> _MATERIAL_:
(begin)

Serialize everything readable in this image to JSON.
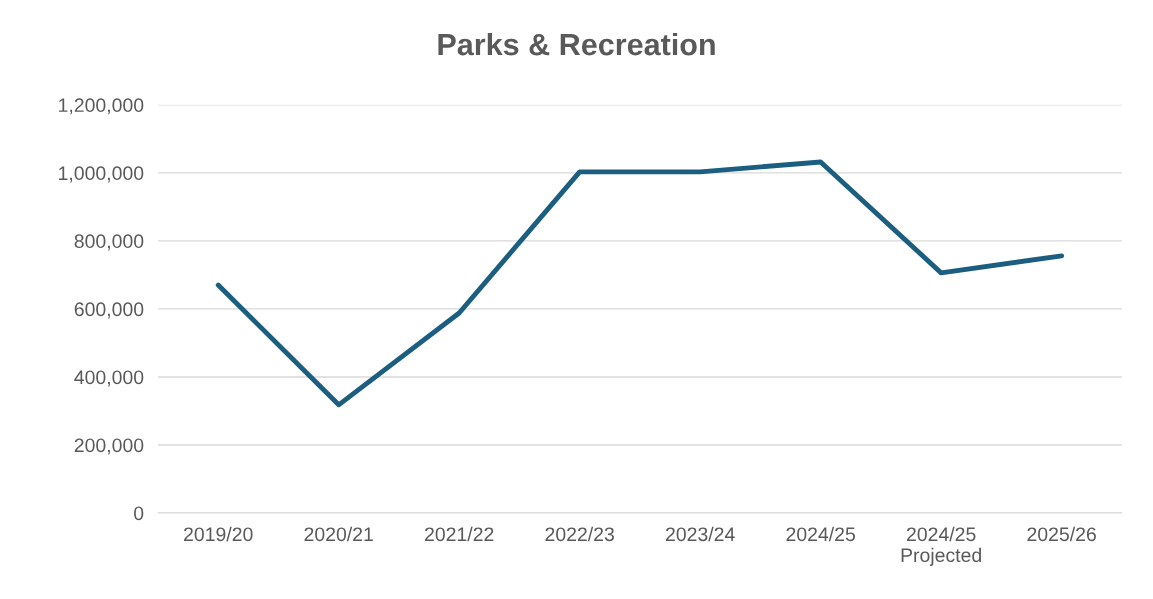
{
  "chart_data": {
    "type": "line",
    "title": "Parks & Recreation",
    "categories": [
      "2019/20",
      "2020/21",
      "2021/22",
      "2022/23",
      "2023/24",
      "2024/25",
      "2024/25\nProjected",
      "2025/26"
    ],
    "series": [
      {
        "color": "#1b5e80",
        "values": [
          670000,
          318000,
          588000,
          1003000,
          1003000,
          1032000,
          706000,
          756000
        ]
      }
    ],
    "ylim": [
      0,
      1200000
    ],
    "yticks": [
      0,
      {
        "value": 200000,
        "label": "200,000"
      },
      {
        "value": 400000,
        "label": "400,000"
      },
      {
        "value": 600000,
        "label": "600,000"
      },
      {
        "value": 800000,
        "label": "800,000"
      },
      {
        "value": 1000000,
        "label": "1,000,000"
      },
      {
        "value": 1200000,
        "label": "1,200,000"
      }
    ],
    "grid": "y",
    "legend": false,
    "marker": "none",
    "line_style": "solid"
  }
}
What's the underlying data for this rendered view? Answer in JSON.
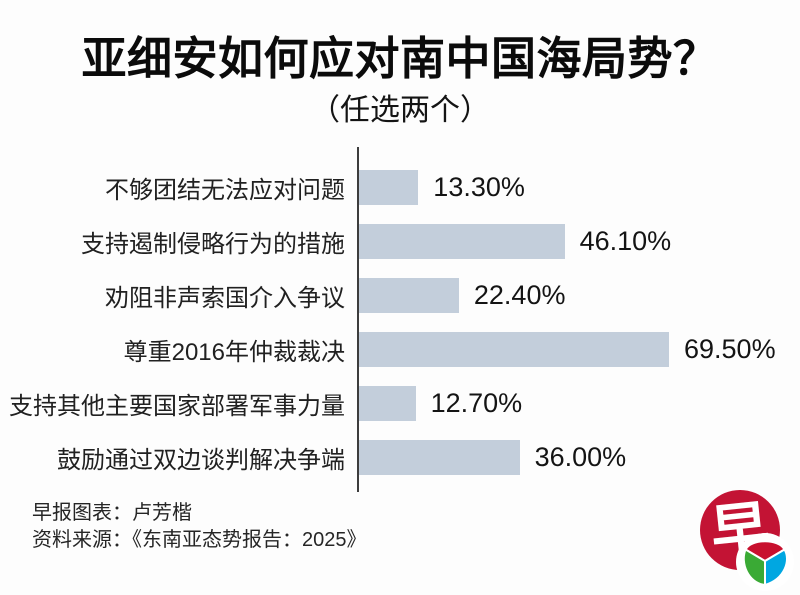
{
  "title": "亚细安如何应对南中国海局势？",
  "subtitle": "（任选两个）",
  "chart_data": {
    "type": "bar",
    "orientation": "horizontal",
    "categories": [
      "不够团结无法应对问题",
      "支持遏制侵略行为的措施",
      "劝阻非声索国介入争议",
      "尊重2016年仲裁裁决",
      "支持其他主要国家部署军事力量",
      "鼓励通过双边谈判解决争端"
    ],
    "values": [
      13.3,
      46.1,
      22.4,
      69.5,
      12.7,
      36.0
    ],
    "value_labels": [
      "13.30%",
      "46.10%",
      "22.40%",
      "69.50%",
      "12.70%",
      "36.00%"
    ],
    "xlim": [
      0,
      75
    ],
    "grid": false,
    "legend": false,
    "bar_color": "#c3cedb",
    "axis_color": "#3d3d3d"
  },
  "footer": {
    "credit": "早报图表：卢芳楷",
    "source": "资料来源：《东南亚态势报告：2025》"
  },
  "logo": {
    "character": "早",
    "circle_color": "#c31334",
    "petal_red": "#c8102e",
    "petal_green": "#3aaa35",
    "petal_blue": "#00a7e1"
  }
}
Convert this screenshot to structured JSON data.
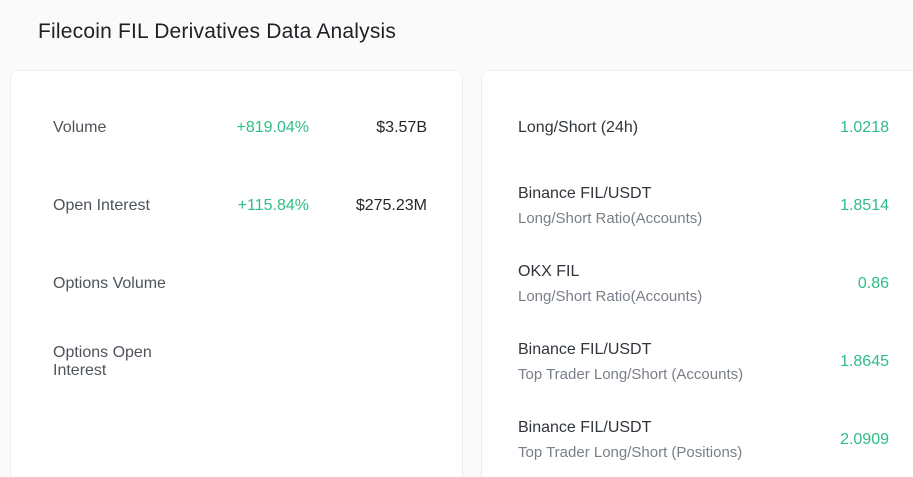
{
  "page": {
    "title": "Filecoin FIL Derivatives Data Analysis"
  },
  "colors": {
    "accent_teal": "#2ebd85",
    "background": "#fafafa",
    "card_background": "#ffffff",
    "card_border": "#eeeeee",
    "text_primary": "#24272c",
    "text_secondary": "#4e545b",
    "text_muted": "#797f88"
  },
  "stats_card": {
    "rows": [
      {
        "label": "Volume",
        "change": "+819.04%",
        "value": "$3.57B"
      },
      {
        "label": "Open Interest",
        "change": "+115.84%",
        "value": "$275.23M"
      },
      {
        "label": "Options Volume",
        "change": "",
        "value": ""
      },
      {
        "label": "Options Open Interest",
        "change": "",
        "value": ""
      }
    ]
  },
  "ratio_card": {
    "rows": [
      {
        "title": "Long/Short (24h)",
        "subtitle": "",
        "value": "1.0218"
      },
      {
        "title": "Binance FIL/USDT",
        "subtitle": "Long/Short Ratio(Accounts)",
        "value": "1.8514"
      },
      {
        "title": "OKX FIL",
        "subtitle": "Long/Short Ratio(Accounts)",
        "value": "0.86"
      },
      {
        "title": "Binance FIL/USDT",
        "subtitle": "Top Trader Long/Short (Accounts)",
        "value": "1.8645"
      },
      {
        "title": "Binance FIL/USDT",
        "subtitle": "Top Trader Long/Short (Positions)",
        "value": "2.0909"
      }
    ]
  }
}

(end)

> _OBJECTIVE_:
Search the entries for the word "Trader", then gather every line that has it.

> _EXERCISE OUTPUT_:
        "subtitle": "Top Trader Long/Short (Accounts)",
        "subtitle": "Top Trader Long/Short (Positions)",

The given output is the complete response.